— start of RECORDS FOR THIS TASK —

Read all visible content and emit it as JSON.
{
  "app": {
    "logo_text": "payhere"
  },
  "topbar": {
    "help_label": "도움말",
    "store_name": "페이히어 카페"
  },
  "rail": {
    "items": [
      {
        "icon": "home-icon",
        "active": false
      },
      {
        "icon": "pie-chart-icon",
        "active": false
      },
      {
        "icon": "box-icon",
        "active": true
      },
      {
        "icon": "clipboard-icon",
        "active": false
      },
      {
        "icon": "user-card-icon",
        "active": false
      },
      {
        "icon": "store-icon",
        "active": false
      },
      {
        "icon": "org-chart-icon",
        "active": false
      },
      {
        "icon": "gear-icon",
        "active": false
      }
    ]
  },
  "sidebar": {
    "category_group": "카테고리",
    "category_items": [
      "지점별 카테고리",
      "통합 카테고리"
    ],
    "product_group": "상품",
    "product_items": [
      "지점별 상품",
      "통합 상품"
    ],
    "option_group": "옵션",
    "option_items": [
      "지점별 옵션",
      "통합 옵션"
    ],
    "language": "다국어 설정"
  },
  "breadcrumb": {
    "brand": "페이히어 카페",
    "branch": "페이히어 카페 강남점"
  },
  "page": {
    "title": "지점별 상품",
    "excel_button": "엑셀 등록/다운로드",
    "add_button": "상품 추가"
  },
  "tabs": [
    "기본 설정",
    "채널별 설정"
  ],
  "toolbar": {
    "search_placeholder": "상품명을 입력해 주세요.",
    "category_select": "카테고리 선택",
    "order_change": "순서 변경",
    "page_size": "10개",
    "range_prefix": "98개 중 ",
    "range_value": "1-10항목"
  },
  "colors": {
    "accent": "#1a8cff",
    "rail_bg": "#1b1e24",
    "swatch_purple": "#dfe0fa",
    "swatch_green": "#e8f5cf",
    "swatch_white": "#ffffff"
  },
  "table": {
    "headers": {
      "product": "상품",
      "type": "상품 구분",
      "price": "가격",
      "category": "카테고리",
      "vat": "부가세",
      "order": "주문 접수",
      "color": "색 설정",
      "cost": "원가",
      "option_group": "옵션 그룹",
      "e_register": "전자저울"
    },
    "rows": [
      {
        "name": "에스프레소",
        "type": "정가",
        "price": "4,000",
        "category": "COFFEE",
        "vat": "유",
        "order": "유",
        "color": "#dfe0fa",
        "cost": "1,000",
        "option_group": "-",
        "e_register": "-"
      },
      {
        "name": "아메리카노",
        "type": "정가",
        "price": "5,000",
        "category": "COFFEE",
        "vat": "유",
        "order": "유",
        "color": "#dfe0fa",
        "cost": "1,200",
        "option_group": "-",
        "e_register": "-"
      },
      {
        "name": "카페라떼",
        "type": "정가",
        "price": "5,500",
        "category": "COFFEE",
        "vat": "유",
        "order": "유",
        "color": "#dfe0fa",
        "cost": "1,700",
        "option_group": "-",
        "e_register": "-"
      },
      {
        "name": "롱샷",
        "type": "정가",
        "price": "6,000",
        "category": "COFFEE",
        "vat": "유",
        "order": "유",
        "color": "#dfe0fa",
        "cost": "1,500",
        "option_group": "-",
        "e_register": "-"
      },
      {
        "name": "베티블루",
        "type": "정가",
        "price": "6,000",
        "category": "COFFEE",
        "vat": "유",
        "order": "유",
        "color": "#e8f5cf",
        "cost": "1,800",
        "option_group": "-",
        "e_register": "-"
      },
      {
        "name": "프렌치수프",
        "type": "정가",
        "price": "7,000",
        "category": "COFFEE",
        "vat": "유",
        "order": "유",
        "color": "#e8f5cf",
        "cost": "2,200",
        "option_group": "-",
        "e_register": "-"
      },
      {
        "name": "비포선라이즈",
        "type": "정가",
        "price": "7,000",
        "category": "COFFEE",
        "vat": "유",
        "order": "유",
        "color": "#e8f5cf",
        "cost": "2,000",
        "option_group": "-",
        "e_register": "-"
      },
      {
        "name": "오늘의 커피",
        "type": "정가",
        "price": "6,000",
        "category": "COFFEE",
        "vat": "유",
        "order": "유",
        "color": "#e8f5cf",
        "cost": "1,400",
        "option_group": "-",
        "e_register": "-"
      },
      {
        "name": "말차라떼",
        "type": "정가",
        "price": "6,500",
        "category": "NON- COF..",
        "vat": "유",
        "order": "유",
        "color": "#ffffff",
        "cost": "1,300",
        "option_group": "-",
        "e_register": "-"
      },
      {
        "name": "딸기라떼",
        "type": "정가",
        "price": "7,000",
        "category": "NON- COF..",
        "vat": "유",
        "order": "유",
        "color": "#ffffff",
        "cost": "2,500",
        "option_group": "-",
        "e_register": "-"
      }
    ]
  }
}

— end of RECORDS FOR THIS TASK —

* TASK TO COMPLETE *
Using the records above, find and show each line with the string "icon".

* COMPLETED TASK *
        "icon": "home-icon",
        "icon": "pie-chart-icon",
        "icon": "box-icon",
        "icon": "clipboard-icon",
        "icon": "user-card-icon",
        "icon": "store-icon",
        "icon": "org-chart-icon",
        "icon": "gear-icon",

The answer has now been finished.